- **YOUR INSTRUCTIONS**:
Report how many lines hold the word "baseline"; give nothing but the number.

- **WORKING DATA**:
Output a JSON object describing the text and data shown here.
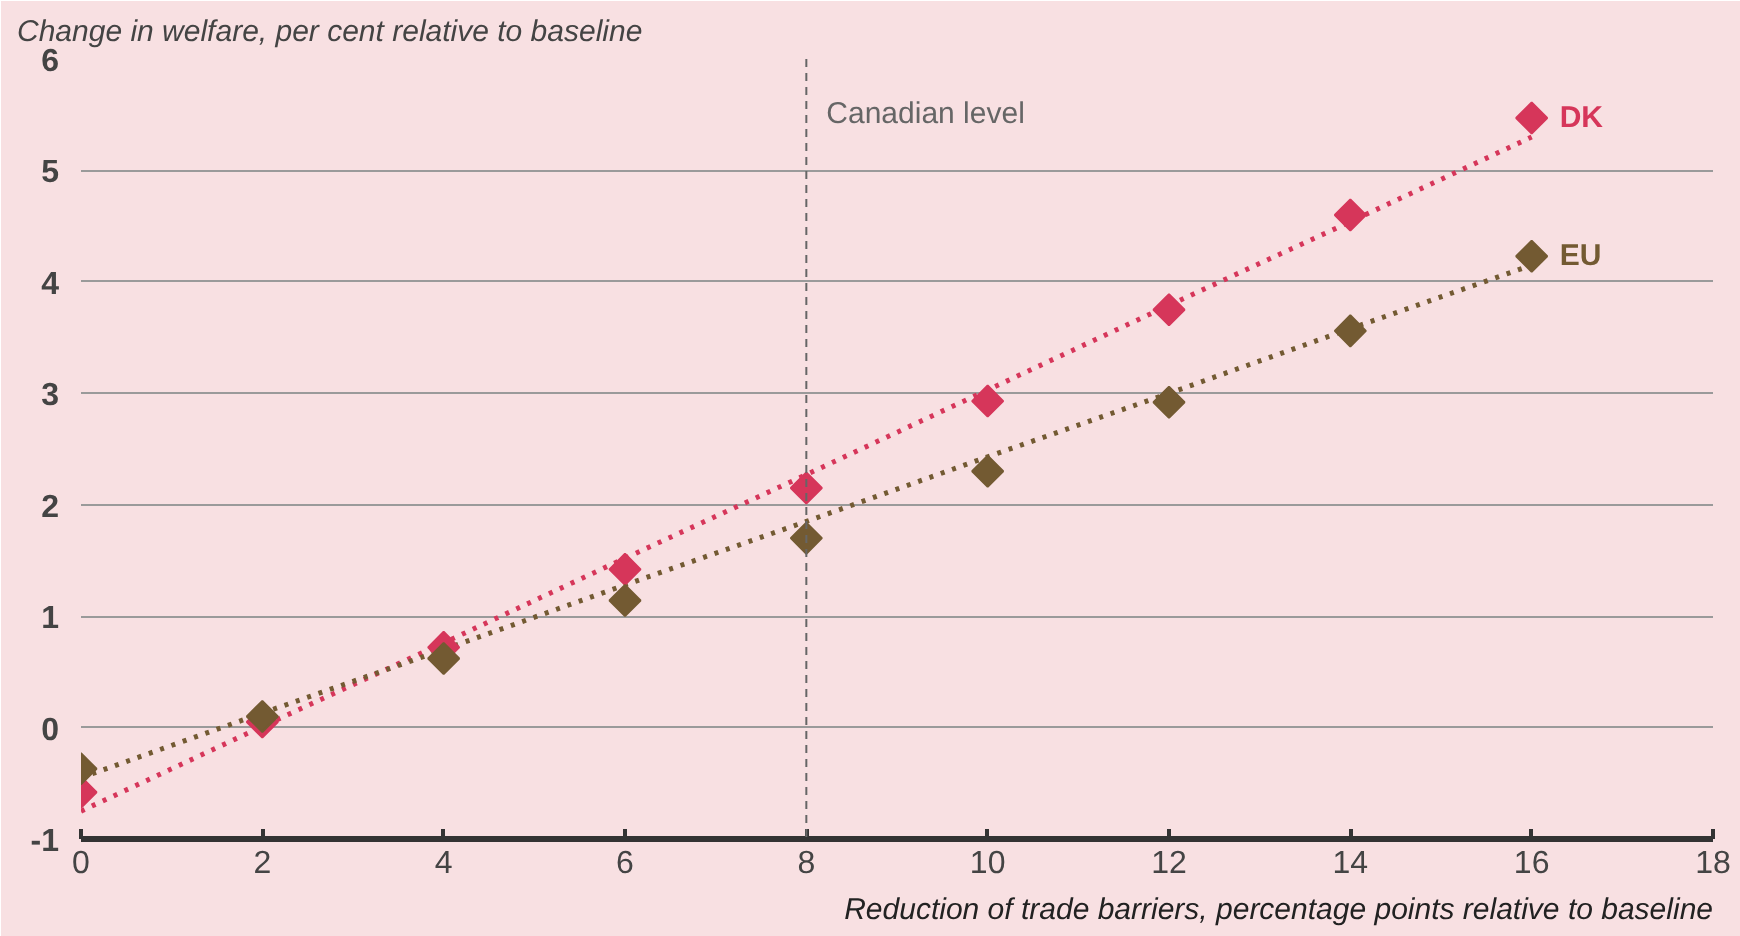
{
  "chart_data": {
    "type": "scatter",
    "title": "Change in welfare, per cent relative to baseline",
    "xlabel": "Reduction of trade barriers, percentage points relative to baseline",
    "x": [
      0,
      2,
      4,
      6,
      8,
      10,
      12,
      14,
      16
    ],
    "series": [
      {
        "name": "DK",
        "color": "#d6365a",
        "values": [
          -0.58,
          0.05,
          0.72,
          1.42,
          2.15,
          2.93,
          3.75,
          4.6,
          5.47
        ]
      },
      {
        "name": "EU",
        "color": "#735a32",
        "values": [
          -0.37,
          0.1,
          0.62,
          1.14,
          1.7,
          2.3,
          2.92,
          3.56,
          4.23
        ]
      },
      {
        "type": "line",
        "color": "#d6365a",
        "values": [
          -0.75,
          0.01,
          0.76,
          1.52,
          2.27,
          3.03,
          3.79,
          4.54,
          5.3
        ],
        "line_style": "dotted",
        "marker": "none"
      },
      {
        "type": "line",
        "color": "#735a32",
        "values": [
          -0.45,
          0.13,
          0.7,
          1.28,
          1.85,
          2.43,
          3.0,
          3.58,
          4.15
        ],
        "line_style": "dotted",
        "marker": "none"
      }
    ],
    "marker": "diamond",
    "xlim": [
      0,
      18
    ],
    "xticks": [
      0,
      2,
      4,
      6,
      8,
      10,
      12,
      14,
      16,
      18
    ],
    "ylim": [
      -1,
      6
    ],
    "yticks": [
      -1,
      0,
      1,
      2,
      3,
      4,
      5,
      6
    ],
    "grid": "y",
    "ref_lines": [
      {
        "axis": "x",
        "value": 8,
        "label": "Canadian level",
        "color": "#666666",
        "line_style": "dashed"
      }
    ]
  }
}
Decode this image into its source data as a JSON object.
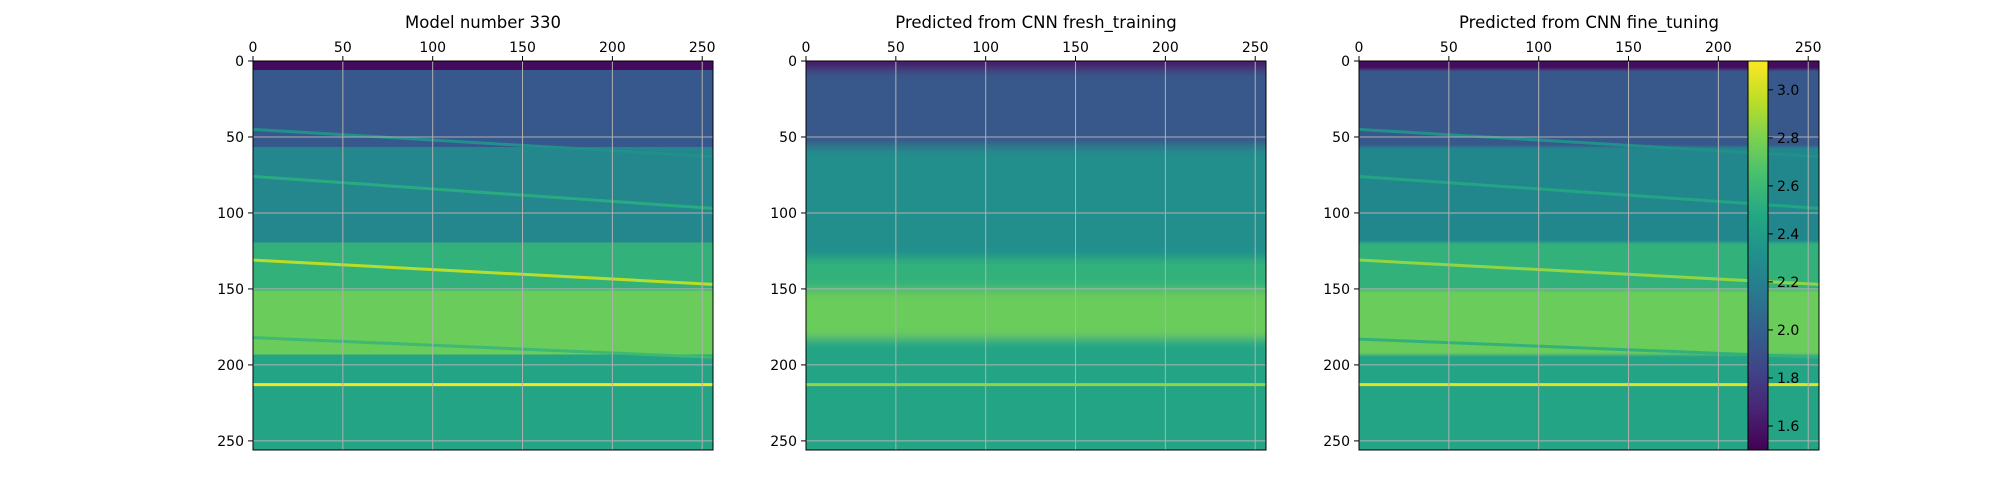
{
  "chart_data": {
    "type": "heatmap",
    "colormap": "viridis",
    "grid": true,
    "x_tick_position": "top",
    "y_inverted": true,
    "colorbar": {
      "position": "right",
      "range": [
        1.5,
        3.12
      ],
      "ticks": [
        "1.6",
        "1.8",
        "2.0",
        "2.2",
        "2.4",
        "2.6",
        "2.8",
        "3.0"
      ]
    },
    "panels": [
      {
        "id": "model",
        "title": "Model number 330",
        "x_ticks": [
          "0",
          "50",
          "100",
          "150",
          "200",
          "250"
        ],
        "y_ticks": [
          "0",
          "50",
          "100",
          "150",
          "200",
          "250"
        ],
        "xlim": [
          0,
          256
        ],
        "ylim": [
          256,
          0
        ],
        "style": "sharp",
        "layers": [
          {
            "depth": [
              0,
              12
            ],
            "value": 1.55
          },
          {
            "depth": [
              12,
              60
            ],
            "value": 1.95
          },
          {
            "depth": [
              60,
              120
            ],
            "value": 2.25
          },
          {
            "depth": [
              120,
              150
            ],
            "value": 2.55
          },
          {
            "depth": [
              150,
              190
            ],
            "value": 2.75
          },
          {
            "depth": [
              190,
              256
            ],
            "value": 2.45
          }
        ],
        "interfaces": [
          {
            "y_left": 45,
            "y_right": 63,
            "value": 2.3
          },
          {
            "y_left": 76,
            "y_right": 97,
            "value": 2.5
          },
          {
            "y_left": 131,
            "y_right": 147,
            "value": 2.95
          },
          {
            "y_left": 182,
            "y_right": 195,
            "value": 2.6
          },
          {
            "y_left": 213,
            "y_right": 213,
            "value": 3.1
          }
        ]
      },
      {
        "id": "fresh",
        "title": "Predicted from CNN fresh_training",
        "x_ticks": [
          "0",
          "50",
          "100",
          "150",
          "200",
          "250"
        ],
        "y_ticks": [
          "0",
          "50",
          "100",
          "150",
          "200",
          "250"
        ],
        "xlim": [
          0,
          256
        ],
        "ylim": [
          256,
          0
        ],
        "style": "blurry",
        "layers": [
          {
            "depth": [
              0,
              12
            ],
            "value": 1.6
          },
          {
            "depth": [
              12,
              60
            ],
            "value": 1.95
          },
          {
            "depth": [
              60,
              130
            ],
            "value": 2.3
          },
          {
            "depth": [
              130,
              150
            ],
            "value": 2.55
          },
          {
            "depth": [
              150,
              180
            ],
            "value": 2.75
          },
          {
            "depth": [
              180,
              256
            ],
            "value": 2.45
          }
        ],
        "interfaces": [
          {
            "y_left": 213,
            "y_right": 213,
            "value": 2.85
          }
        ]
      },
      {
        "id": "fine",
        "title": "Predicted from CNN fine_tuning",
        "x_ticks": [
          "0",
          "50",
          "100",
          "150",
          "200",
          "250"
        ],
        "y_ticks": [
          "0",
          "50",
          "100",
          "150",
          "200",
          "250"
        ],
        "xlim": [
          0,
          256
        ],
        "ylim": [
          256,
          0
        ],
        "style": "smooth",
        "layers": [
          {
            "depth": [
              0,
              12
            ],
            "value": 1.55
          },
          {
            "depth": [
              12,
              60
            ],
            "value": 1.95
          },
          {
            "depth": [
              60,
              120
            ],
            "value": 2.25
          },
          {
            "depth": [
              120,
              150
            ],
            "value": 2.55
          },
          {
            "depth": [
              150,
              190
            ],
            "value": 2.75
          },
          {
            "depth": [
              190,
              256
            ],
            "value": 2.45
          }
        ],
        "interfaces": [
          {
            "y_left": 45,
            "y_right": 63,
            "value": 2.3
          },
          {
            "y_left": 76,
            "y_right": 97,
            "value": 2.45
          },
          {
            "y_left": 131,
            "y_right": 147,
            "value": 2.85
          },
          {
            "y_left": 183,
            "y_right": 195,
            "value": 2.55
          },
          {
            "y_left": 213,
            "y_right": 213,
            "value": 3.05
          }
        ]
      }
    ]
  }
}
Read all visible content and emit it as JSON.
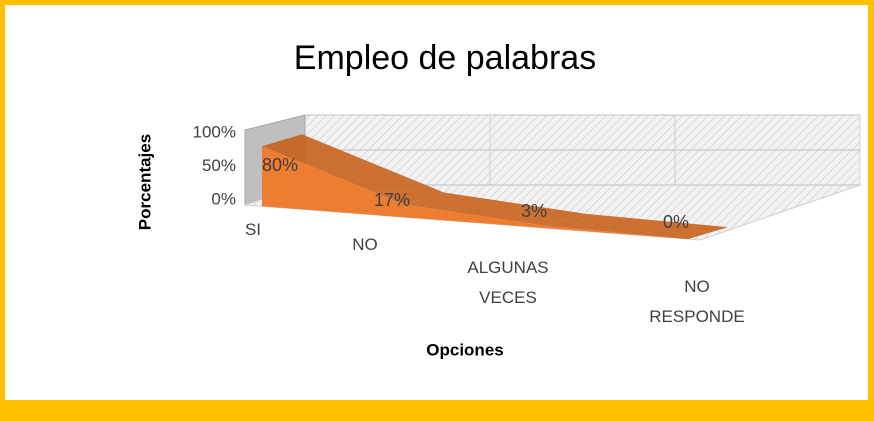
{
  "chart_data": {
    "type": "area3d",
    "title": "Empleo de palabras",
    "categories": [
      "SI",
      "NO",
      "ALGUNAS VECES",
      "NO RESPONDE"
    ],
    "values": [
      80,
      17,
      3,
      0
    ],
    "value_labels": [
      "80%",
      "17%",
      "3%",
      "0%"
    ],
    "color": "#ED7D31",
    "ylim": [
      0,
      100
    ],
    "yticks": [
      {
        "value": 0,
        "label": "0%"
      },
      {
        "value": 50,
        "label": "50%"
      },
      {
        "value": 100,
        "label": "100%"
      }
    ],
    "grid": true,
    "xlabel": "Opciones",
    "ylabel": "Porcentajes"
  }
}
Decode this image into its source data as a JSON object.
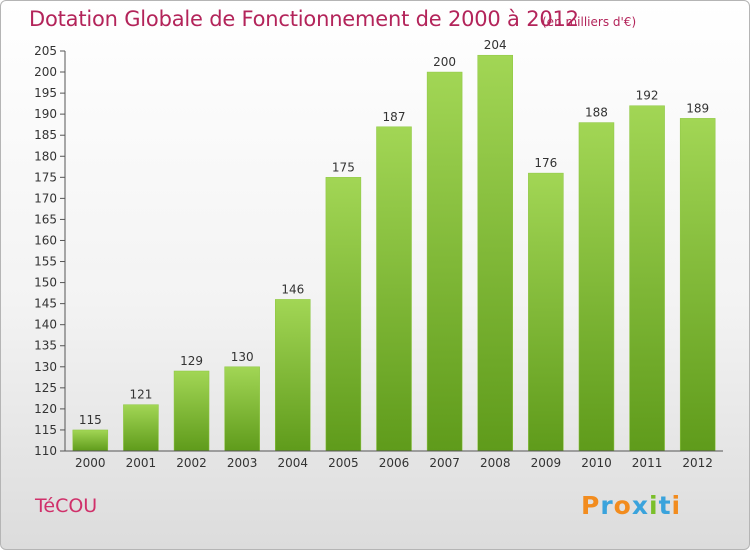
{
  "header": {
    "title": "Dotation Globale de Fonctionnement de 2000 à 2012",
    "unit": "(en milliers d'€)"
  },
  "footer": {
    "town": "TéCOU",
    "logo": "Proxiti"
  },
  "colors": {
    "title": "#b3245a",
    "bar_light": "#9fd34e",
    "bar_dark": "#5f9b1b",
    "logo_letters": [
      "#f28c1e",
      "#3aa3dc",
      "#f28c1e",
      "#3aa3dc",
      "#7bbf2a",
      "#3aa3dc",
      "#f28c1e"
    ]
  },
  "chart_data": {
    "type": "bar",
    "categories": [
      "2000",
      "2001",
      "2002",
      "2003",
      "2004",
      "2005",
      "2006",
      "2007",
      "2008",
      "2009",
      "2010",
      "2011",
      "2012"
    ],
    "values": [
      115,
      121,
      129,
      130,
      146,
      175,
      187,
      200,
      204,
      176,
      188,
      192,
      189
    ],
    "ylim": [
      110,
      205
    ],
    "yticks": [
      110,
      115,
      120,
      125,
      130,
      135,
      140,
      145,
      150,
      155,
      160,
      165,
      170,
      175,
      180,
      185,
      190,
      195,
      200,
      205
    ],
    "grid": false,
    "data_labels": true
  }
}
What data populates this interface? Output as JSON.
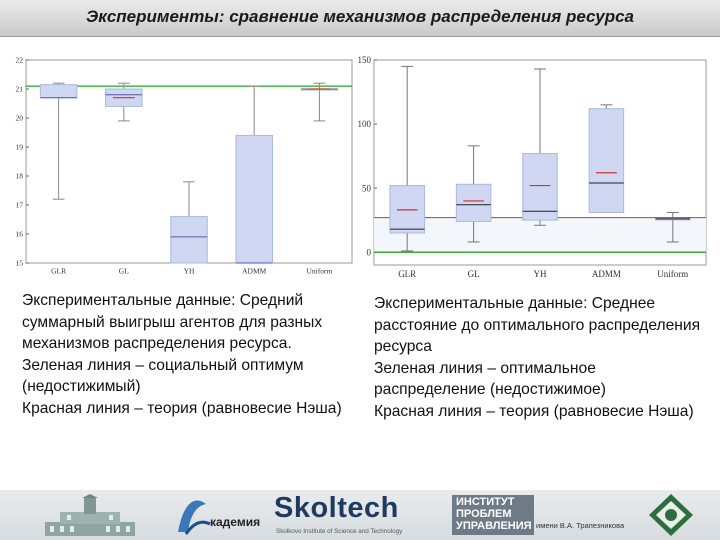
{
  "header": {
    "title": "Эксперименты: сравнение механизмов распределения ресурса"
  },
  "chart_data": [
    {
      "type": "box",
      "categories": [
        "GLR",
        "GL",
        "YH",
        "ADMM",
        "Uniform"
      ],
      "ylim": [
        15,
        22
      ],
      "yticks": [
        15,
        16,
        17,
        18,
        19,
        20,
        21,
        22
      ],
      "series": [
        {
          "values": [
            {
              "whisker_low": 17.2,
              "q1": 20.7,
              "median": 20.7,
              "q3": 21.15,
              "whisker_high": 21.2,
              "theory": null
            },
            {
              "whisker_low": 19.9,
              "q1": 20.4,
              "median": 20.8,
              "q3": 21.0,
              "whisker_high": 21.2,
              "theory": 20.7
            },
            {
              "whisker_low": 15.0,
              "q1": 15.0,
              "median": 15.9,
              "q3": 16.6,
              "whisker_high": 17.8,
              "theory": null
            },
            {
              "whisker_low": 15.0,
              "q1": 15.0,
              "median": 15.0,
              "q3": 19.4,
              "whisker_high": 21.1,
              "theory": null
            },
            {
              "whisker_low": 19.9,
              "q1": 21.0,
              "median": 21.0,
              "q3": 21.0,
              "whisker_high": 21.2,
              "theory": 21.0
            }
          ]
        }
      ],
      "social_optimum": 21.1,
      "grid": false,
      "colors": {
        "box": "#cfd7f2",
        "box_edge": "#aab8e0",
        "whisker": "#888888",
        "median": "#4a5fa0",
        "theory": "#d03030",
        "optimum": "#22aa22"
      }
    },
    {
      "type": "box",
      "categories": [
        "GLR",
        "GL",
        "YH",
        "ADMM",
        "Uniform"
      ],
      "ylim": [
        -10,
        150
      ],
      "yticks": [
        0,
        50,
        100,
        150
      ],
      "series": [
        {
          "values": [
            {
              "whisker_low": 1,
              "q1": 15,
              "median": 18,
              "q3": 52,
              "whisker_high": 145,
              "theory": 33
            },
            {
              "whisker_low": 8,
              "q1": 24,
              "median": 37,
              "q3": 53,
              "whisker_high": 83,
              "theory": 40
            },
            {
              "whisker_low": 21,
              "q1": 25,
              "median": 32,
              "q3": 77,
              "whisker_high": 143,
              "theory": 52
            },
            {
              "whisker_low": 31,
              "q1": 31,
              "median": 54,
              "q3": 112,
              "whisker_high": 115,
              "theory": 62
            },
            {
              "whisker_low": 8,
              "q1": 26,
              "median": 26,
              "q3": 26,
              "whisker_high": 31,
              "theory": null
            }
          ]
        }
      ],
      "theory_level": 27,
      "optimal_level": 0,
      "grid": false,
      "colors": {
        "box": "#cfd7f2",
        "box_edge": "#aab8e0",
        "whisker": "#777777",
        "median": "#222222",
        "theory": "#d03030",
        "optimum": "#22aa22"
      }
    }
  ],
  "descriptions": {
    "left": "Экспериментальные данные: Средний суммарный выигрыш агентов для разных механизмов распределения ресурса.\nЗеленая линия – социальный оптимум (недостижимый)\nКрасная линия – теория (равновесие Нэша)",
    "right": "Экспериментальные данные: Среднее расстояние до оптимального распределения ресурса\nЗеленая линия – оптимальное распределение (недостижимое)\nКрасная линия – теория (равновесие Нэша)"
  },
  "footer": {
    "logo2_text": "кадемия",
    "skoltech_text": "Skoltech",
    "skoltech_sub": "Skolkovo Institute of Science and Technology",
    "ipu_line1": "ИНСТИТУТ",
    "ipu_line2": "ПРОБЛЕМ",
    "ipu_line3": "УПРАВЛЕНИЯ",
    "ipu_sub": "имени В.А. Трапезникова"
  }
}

- **WORKED ANSWER**:
2